* **Set task**: Gather the lines that hold the string "实现质权".

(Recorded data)
════
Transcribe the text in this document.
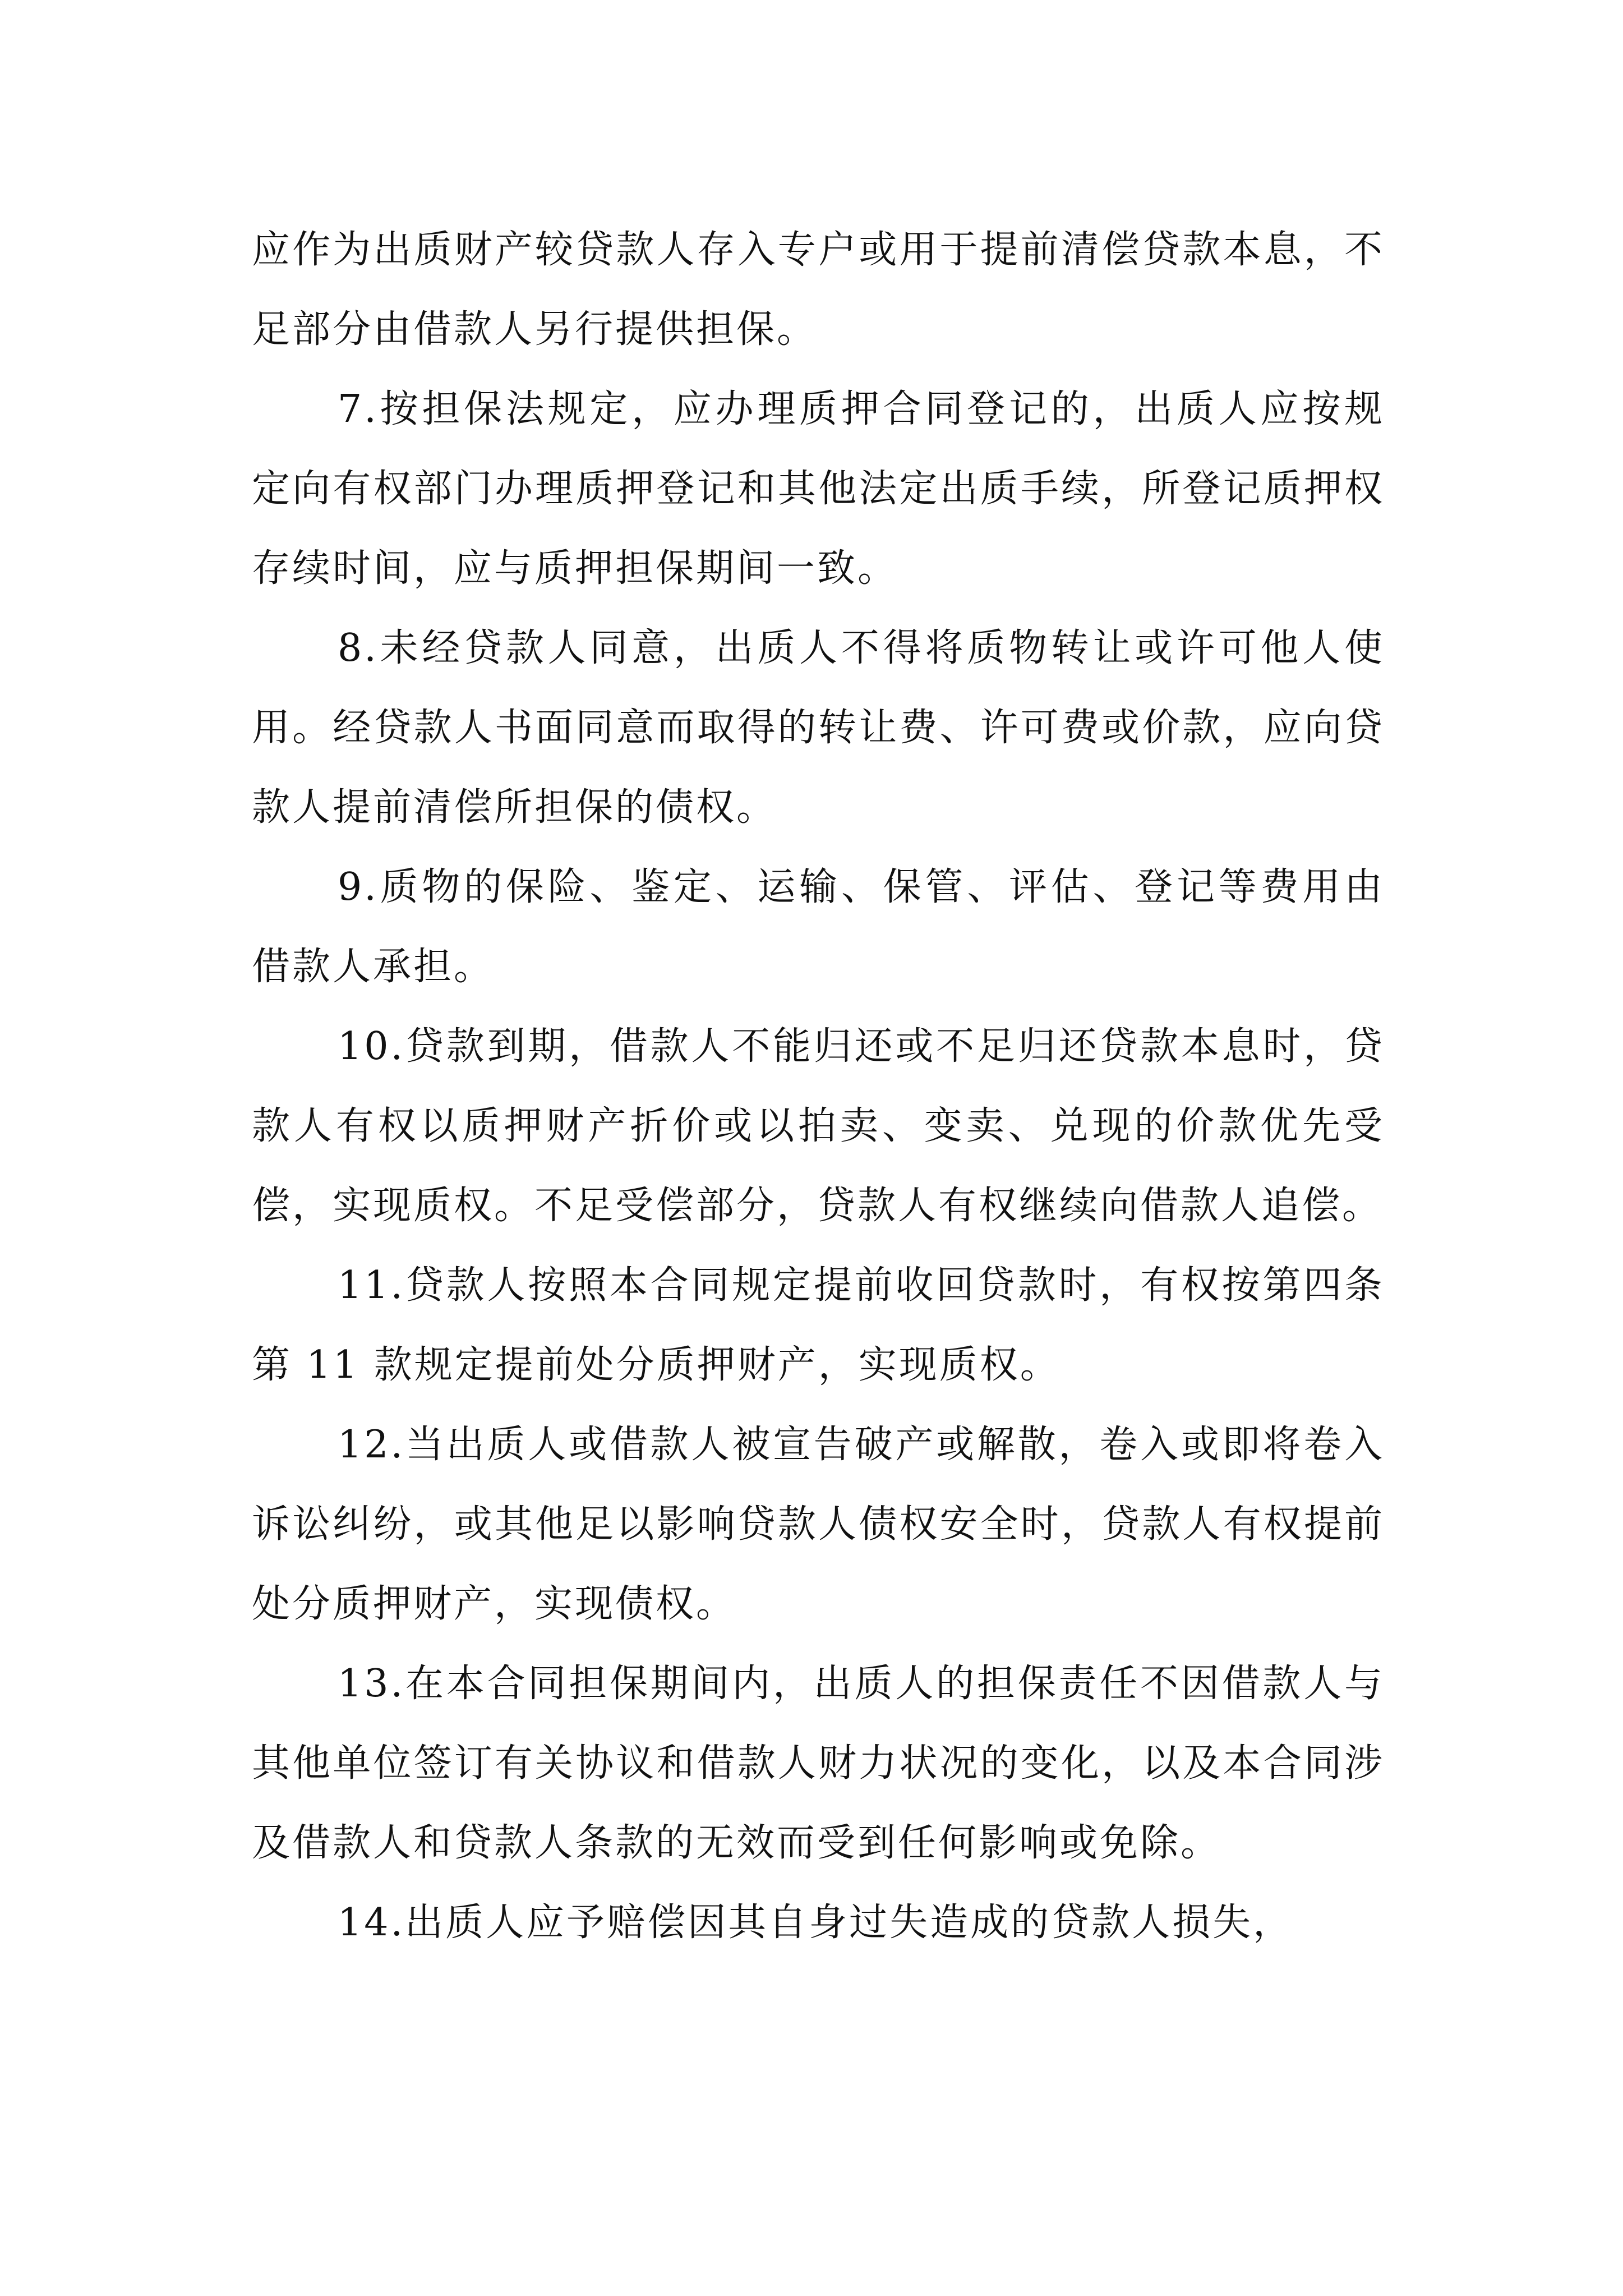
应作为出质财产较贷款人存入专户或用于提前清偿贷款本息，不足部分由借款人另行提供担保。

7.按担保法规定，应办理质押合同登记的，出质人应按规定向有权部门办理质押登记和其他法定出质手续，所登记质押权存续时间，应与质押担保期间一致。

8.未经贷款人同意，出质人不得将质物转让或许可他人使用。经贷款人书面同意而取得的转让费、许可费或价款，应向贷款人提前清偿所担保的债权。

9.质物的保险、鉴定、运输、保管、评估、登记等费用由借款人承担。

10.贷款到期，借款人不能归还或不足归还贷款本息时，贷款人有权以质押财产折价或以拍卖、变卖、兑现的价款优先受偿，实现质权。不足受偿部分，贷款人有权继续向借款人追偿。

11.贷款人按照本合同规定提前收回贷款时，有权按第四条第 11 款规定提前处分质押财产，实现质权。

12.当出质人或借款人被宣告破产或解散，卷入或即将卷入诉讼纠纷，或其他足以影响贷款人债权安全时，贷款人有权提前处分质押财产，实现债权。

13.在本合同担保期间内，出质人的担保责任不因借款人与其他单位签订有关协议和借款人财力状况的变化，以及本合同涉及借款人和贷款人条款的无效而受到任何影响或免除。

14.出质人应予赔偿因其自身过失造成的贷款人损失，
════
* **Solution for this exercise**:
10.贷款到期，借款人不能归还或不足归还贷款本息时，贷款人有权以质押财产折价或以拍卖、变卖、兑现的价款优先受偿，实现质权。不足受偿部分，贷款人有权继续向借款人追偿。
11.贷款人按照本合同规定提前收回贷款时，有权按第四条第 11 款规定提前处分质押财产，实现质权。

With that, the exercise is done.